▸ EXERCISE GOAL:
Repeat each entry exactly and drop the pictures.
++++ SUPPLIED INFORMATION ++++
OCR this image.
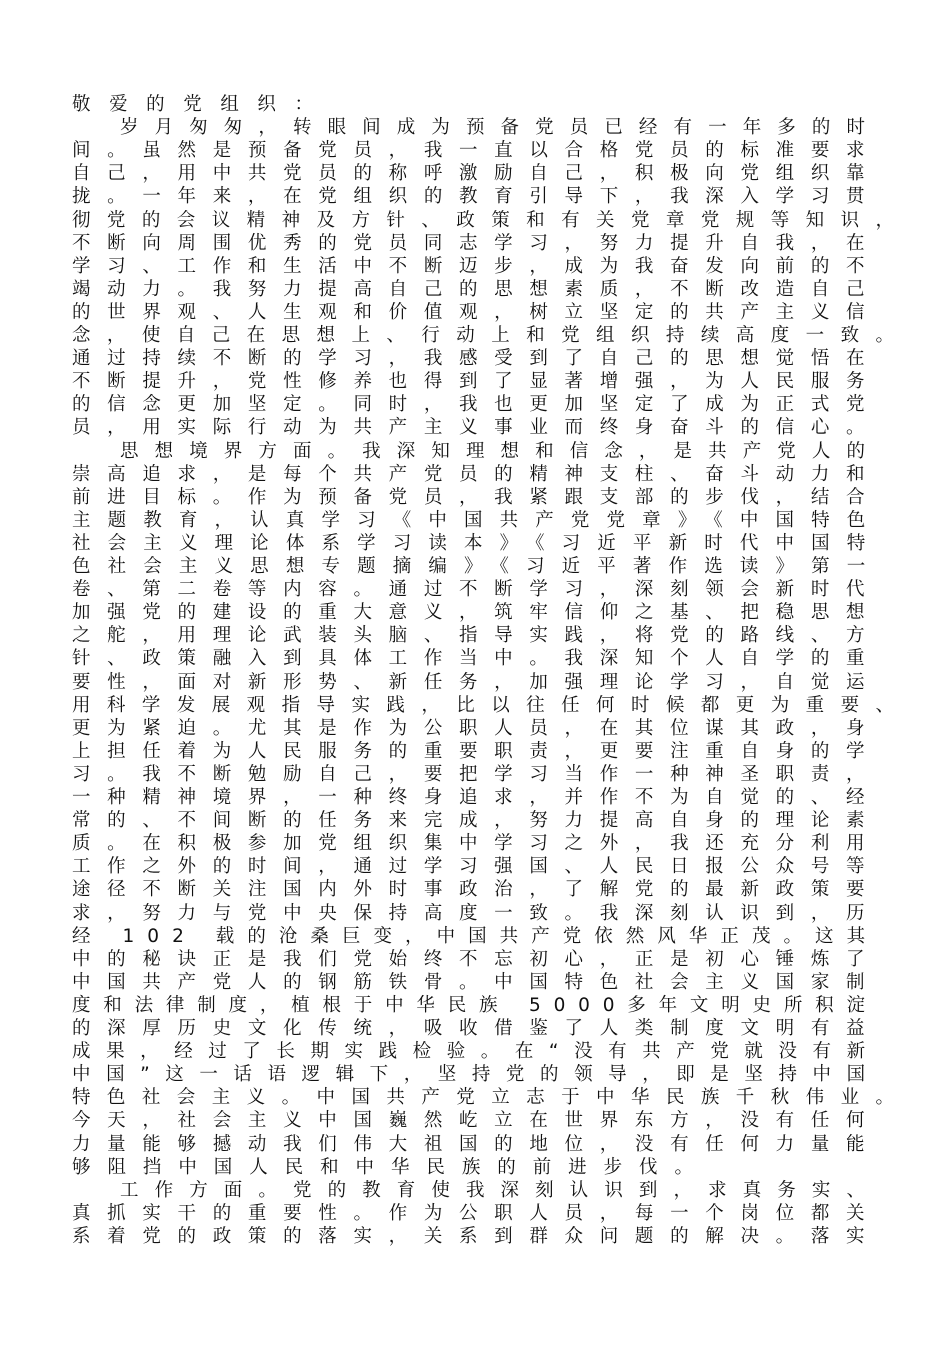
敬爱的党组织：
岁月匆匆，转眼间成为预备党员已经有一年多的时
间。虽然是预备党员，我一直以合格党员的标准要求
自己，用中共党员的称呼激励自己，积极向党组织靠
拢。一年来，在党组织的教育引导下，我深入学习贯
彻党的会议精神及方针、政策和有关党章党规等知识，
不断向周围优秀的党员同志学习，努力提升自我，在
学习、工作和生活中不断迈步，成为我奋发向前的不
竭动力。我努力提高自己的思想素质，不断改造自己
的世界观、人生观和价值观，树立坚定的共产主义信
念，使自己在思想上、行动上和党组织持续高度一致。
通过持续不断的学习，我感受到了自己的思想觉悟在
不断提升，党性修养也得到了显著增强，为人民服务
的信念更加坚定。同时，我也更加坚定了成为正式党
员，用实际行动为共产主义事业而终身奋斗的信心。
思想境界方面。我深知理想和信念，是共产党人的
崇高追求，是每个共产党员的精神支柱、奋斗动力和
前进目标。作为预备党员，我紧跟支部的步伐，结合
主题教育，认真学习《中国共产党党章》《中国特色
社会主义理论体系学习读本》《习近平新时代中国特
色社会主义思想专题摘编》《习近平著作选读》第一
卷、第二卷等内容。通过不断学习，深刻领会新时代
加强党的建设的重大意义，筑牢信仰之基、把稳思想
之舵，用理论武装头脑、指导实践，将党的路线、方
针、政策融入到具体工作当中。我深知个人自学的重
要性，面对新形势、新任务，加强理论学习，自觉运
用科学发展观指导实践，比以往任何时候都更为重要、
更为紧迫。尤其是作为公职人员，在其位谋其政，身
上担任着为人民服务的重要职责，更要注重自身的学
习。我不断勉励自己，要把学习当作一种神圣职责，
一种精神境界，一种终身追求，并作不为自觉的、经
常的、不间断的任务来完成，努力提高自身的理论素
质。在积极参加党组织集中学习之外，我还充分利用
工作之外的时间，通过学习强国、人民日报公众号等
途径不断关注国内外时事政治，了解党的最新政策要
求，努力与党中央保持高度一致。我深刻认识到，历
经 102 载的沧桑巨变，中国共产党依然风华正茂。这其
中的秘诀正是我们党始终不忘初心，正是初心锤炼了
中国共产党人的钢筋铁骨。中国特色社会主义国家制
度和法律制度，植根于中华民族 5000多年文明史所积淀
的深厚历史文化传统，吸收借鉴了人类制度文明有益
成果，经过了长期实践检验。在“没有共产党就没有新
中国”这一话语逻辑下，坚持党的领导，即是坚持中国
特色社会主义。中国共产党立志于中华民族千秋伟业。
今天，社会主义中国巍然屹立在世界东方，没有任何
力量能够撼动我们伟大祖国的地位，没有任何力量能
够阻挡中国人民和中华民族的前进步伐。
工作方面。党的教育使我深刻认识到，求真务实、
真抓实干的重要性。作为公职人员，每一个岗位都关
系着党的政策的落实，关系到群众问题的解决。落实
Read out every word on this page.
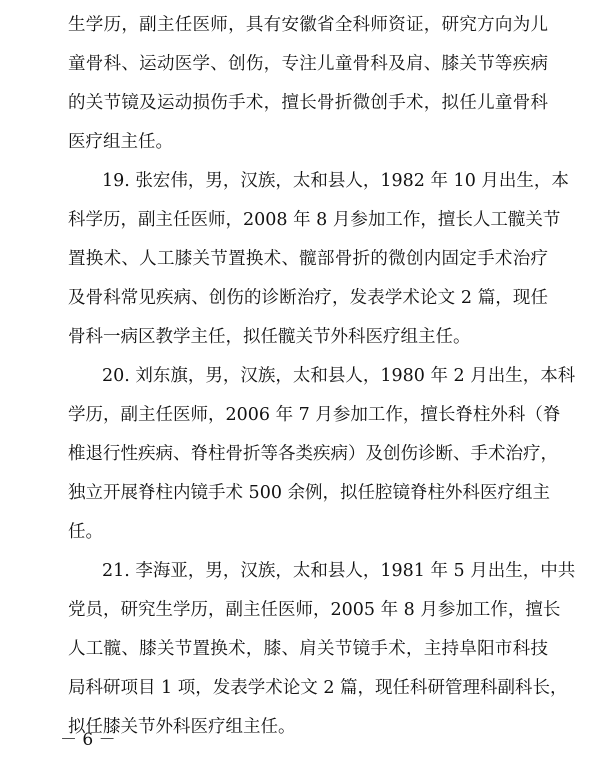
生学历，副主任医师，具有安徽省全科师资证，研究方向为儿
童骨科、运动医学、创伤，专注儿童骨科及肩、膝关节等疾病
的关节镜及运动损伤手术，擅长骨折微创手术，拟任儿童骨科
医疗组主任。
19. 张宏伟，男，汉族，太和县人，1982 年 10 月出生，本
科学历，副主任医师，2008 年 8 月参加工作，擅长人工髋关节
置换术、人工膝关节置换术、髋部骨折的微创内固定手术治疗
及骨科常见疾病、创伤的诊断治疗，发表学术论文 2 篇，现任
骨科一病区教学主任，拟任髋关节外科医疗组主任。
20. 刘东旗，男，汉族，太和县人，1980 年 2 月出生，本科
学历，副主任医师，2006 年 7 月参加工作，擅长脊柱外科（脊
椎退行性疾病、脊柱骨折等各类疾病）及创伤诊断、手术治疗，
独立开展脊柱内镜手术 500 余例，拟任腔镜脊柱外科医疗组主
任。
21. 李海亚，男，汉族，太和县人，1981 年 5 月出生，中共
党员，研究生学历，副主任医师，2005 年 8 月参加工作，擅长
人工髋、膝关节置换术，膝、肩关节镜手术，主持阜阳市科技
局科研项目 1 项，发表学术论文 2 篇，现任科研管理科副科长，
拟任膝关节外科医疗组主任。
－ 6 －
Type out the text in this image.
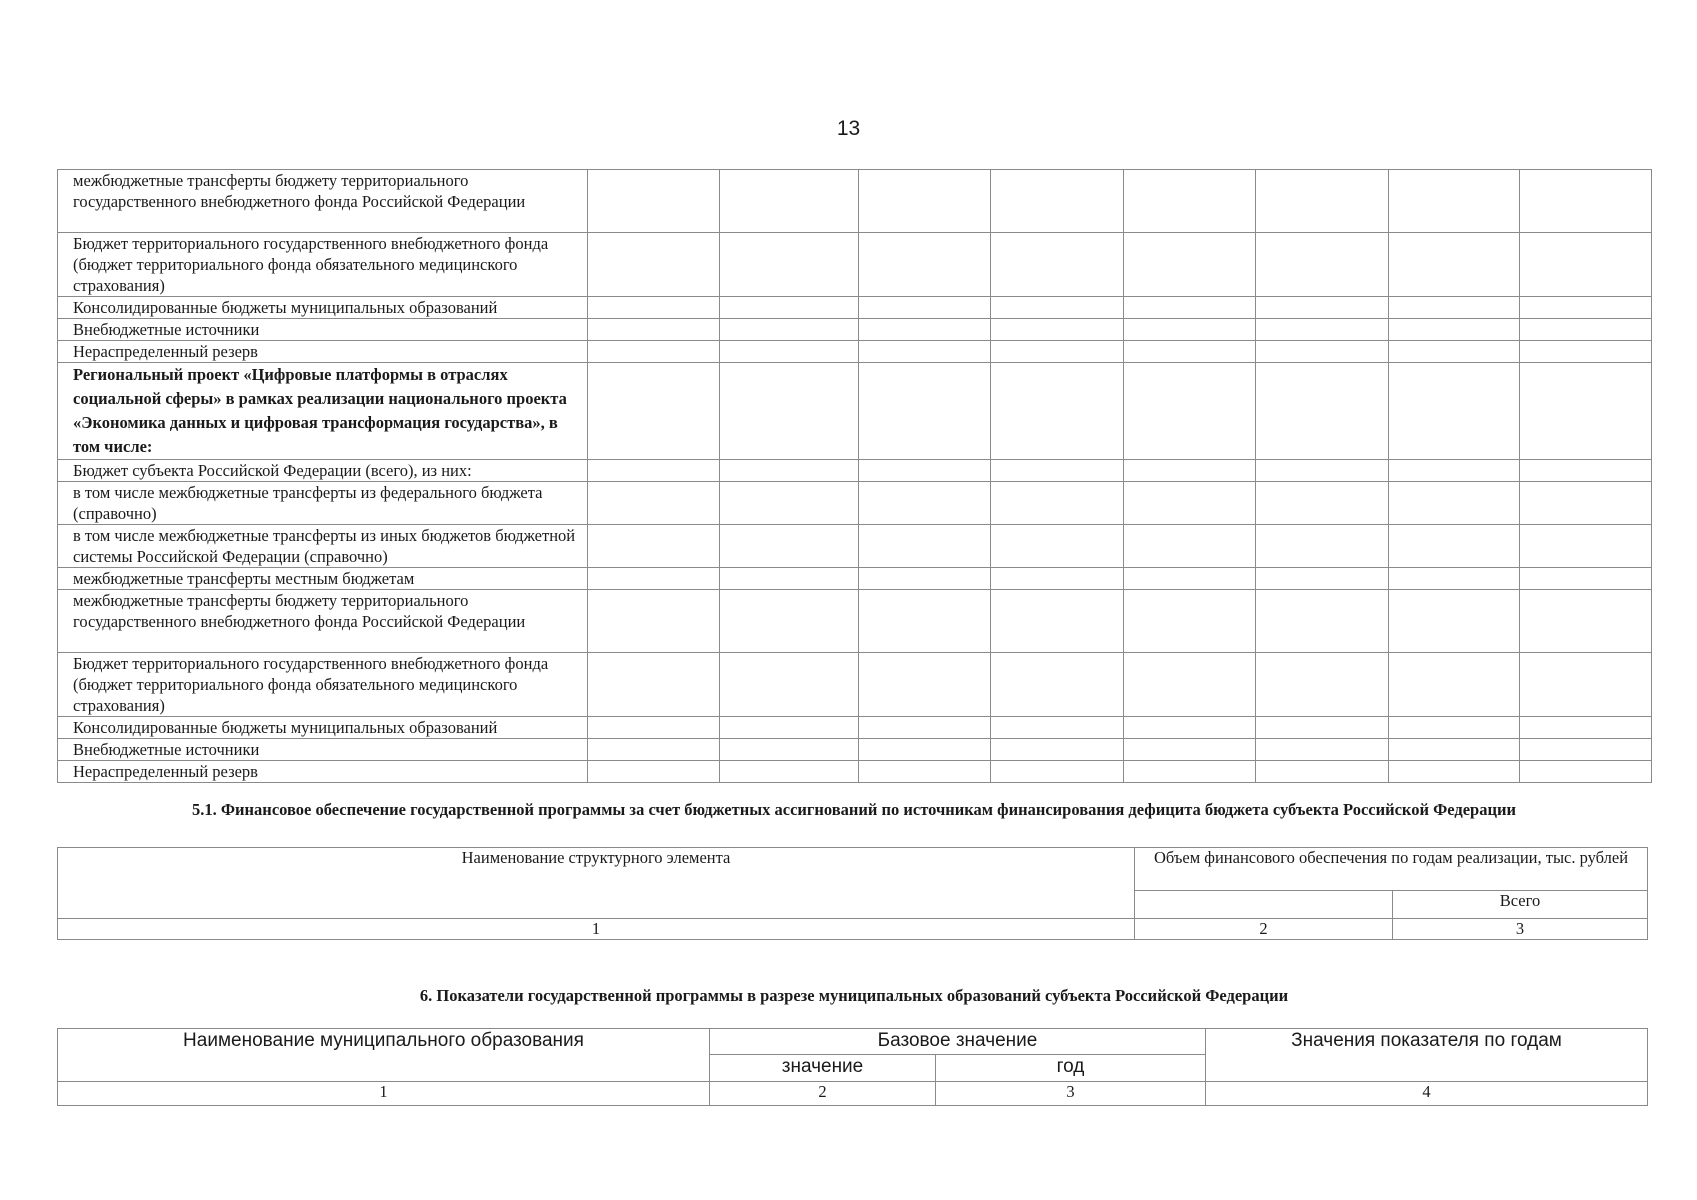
13
межбюджетные трансферты бюджету территориального государственного внебюджетного фонда Российской Федерации								
Бюджет территориального государственного внебюджетного фонда (бюджет территориального фонда обязательного медицинского страхования)								
Консолидированные бюджеты муниципальных образований								
Внебюджетные источники								
Нераспределенный резерв								
Региональный проект «Цифровые платформы в отраслях социальной сферы» в рамках реализации национального проекта «Экономика данных и цифровая трансформация государства», в том числе:								
Бюджет субъекта Российской Федерации (всего), из них:								
в том числе межбюджетные трансферты из федерального бюджета (справочно)								
в том числе межбюджетные трансферты из иных бюджетов бюджетной системы Российской Федерации (справочно)								
межбюджетные трансферты местным бюджетам								
межбюджетные трансферты бюджету территориального государственного внебюджетного фонда Российской Федерации								
Бюджет территориального государственного внебюджетного фонда (бюджет территориального фонда обязательного медицинского страхования)								
Консолидированные бюджеты муниципальных образований								
Внебюджетные источники								
Нераспределенный резерв								
5.1. Финансовое обеспечение государственной программы за счет бюджетных ассигнований по источникам финансирования дефицита бюджета субъекта Российской Федерации
Наименование структурного элемента	Объем финансового обеспечения по годам реализации, тыс. рублей	
		Всего
1	2	3
6. Показатели государственной программы в разрезе муниципальных образований субъекта Российской Федерации
Наименование муниципального образования	Базовое значение		Значения показателя по годам
	значение	год	
1	2	3	4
++++
▸ SOLUTION TO THE EXERCISE:
OCR this image.
敬爱的党组织：
岁月匆匆，转眼间成为预备党员已经有一年多的时
间。虽然是预备党员，我一直以合格党员的标准要求
自己，用中共党员的称呼激励自己，积极向党组织靠
拢。一年来，在党组织的教育引导下，我深入学习贯
彻党的会议精神及方针、政策和有关党章党规等知识，
不断向周围优秀的党员同志学习，努力提升自我，在
学习、工作和生活中不断迈步，成为我奋发向前的不
竭动力。我努力提高自己的思想素质，不断改造自己
的世界观、人生观和价值观，树立坚定的共产主义信
念，使自己在思想上、行动上和党组织持续高度一致。
通过持续不断的学习，我感受到了自己的思想觉悟在
不断提升，党性修养也得到了显著增强，为人民服务
的信念更加坚定。同时，我也更加坚定了成为正式党
员，用实际行动为共产主义事业而终身奋斗的信心。
思想境界方面。我深知理想和信念，是共产党人的
崇高追求，是每个共产党员的精神支柱、奋斗动力和
前进目标。作为预备党员，我紧跟支部的步伐，结合
主题教育，认真学习《中国共产党党章》《中国特色
社会主义理论体系学习读本》《习近平新时代中国特
色社会主义思想专题摘编》《习近平著作选读》第一
卷、第二卷等内容。通过不断学习，深刻领会新时代
加强党的建设的重大意义，筑牢信仰之基、把稳思想
之舵，用理论武装头脑、指导实践，将党的路线、方
针、政策融入到具体工作当中。我深知个人自学的重
要性，面对新形势、新任务，加强理论学习，自觉运
用科学发展观指导实践，比以往任何时候都更为重要、
更为紧迫。尤其是作为公职人员，在其位谋其政，身
上担任着为人民服务的重要职责，更要注重自身的学
习。我不断勉励自己，要把学习当作一种神圣职责，
一种精神境界，一种终身追求，并作不为自觉的、经
常的、不间断的任务来完成，努力提高自身的理论素
质。在积极参加党组织集中学习之外，我还充分利用
工作之外的时间，通过学习强国、人民日报公众号等
途径不断关注国内外时事政治，了解党的最新政策要
求，努力与党中央保持高度一致。我深刻认识到，历
经 102 载的沧桑巨变，中国共产党依然风华正茂。这其
中的秘诀正是我们党始终不忘初心，正是初心锤炼了
中国共产党人的钢筋铁骨。中国特色社会主义国家制
度和法律制度，植根于中华民族 5000多年文明史所积淀
的深厚历史文化传统，吸收借鉴了人类制度文明有益
成果，经过了长期实践检验。在“没有共产党就没有新
中国”这一话语逻辑下，坚持党的领导，即是坚持中国
特色社会主义。中国共产党立志于中华民族千秋伟业。
今天，社会主义中国巍然屹立在世界东方，没有任何
力量能够撼动我们伟大祖国的地位，没有任何力量能
够阻挡中国人民和中华民族的前进步伐。
工作方面。党的教育使我深刻认识到，求真务实、
真抓实干的重要性。作为公职人员，每一个岗位都关
系着党的政策的落实，关系到群众问题的解决。落实
Read out every word on this page.
生学历，副主任医师，具有安徽省全科师资证，研究方向为儿
童骨科、运动医学、创伤，专注儿童骨科及肩、膝关节等疾病
的关节镜及运动损伤手术，擅长骨折微创手术，拟任儿童骨科
医疗组主任。
19. 张宏伟，男，汉族，太和县人，1982 年 10 月出生，本
科学历，副主任医师，2008 年 8 月参加工作，擅长人工髋关节
置换术、人工膝关节置换术、髋部骨折的微创内固定手术治疗
及骨科常见疾病、创伤的诊断治疗，发表学术论文 2 篇，现任
骨科一病区教学主任，拟任髋关节外科医疗组主任。
20. 刘东旗，男，汉族，太和县人，1980 年 2 月出生，本科
学历，副主任医师，2006 年 7 月参加工作，擅长脊柱外科（脊
椎退行性疾病、脊柱骨折等各类疾病）及创伤诊断、手术治疗，
独立开展脊柱内镜手术 500 余例，拟任腔镜脊柱外科医疗组主
任。
21. 李海亚，男，汉族，太和县人，1981 年 5 月出生，中共
党员，研究生学历，副主任医师，2005 年 8 月参加工作，擅长
人工髋、膝关节置换术，膝、肩关节镜手术，主持阜阳市科技
局科研项目 1 项，发表学术论文 2 篇，现任科研管理科副科长，
拟任膝关节外科医疗组主任。
－ 6 －
Type out the text in this image.
13
межбюджетные трансферты бюджету территориального государственного внебюджетного фонда Российской Федерации								
Бюджет территориального государственного внебюджетного фонда (бюджет территориального фонда обязательного медицинского страхования)								
Консолидированные бюджеты муниципальных образований								
Внебюджетные источники								
Нераспределенный резерв								
Региональный проект «Цифровые платформы в отраслях социальной сферы» в рамках реализации национального проекта «Экономика данных и цифровая трансформация государства», в том числе:								
Бюджет субъекта Российской Федерации (всего), из них:								
в том числе межбюджетные трансферты из федерального бюджета (справочно)								
в том числе межбюджетные трансферты из иных бюджетов бюджетной системы Российской Федерации (справочно)								
межбюджетные трансферты местным бюджетам								
межбюджетные трансферты бюджету территориального государственного внебюджетного фонда Российской Федерации								
Бюджет территориального государственного внебюджетного фонда (бюджет территориального фонда обязательного медицинского страхования)								
Консолидированные бюджеты муниципальных образований								
Внебюджетные источники								
Нераспределенный резерв								
5.1. Финансовое обеспечение государственной программы за счет бюджетных ассигнований по источникам финансирования дефицита бюджета субъекта Российской Федерации
Наименование структурного элемента	Объем финансового обеспечения по годам реализации, тыс. рублей	
		Всего
1	2	3
6. Показатели государственной программы в разрезе муниципальных образований субъекта Российской Федерации
Наименование муниципального образования	Базовое значение		Значения показателя по годам
	значение	год	
1	2	3	4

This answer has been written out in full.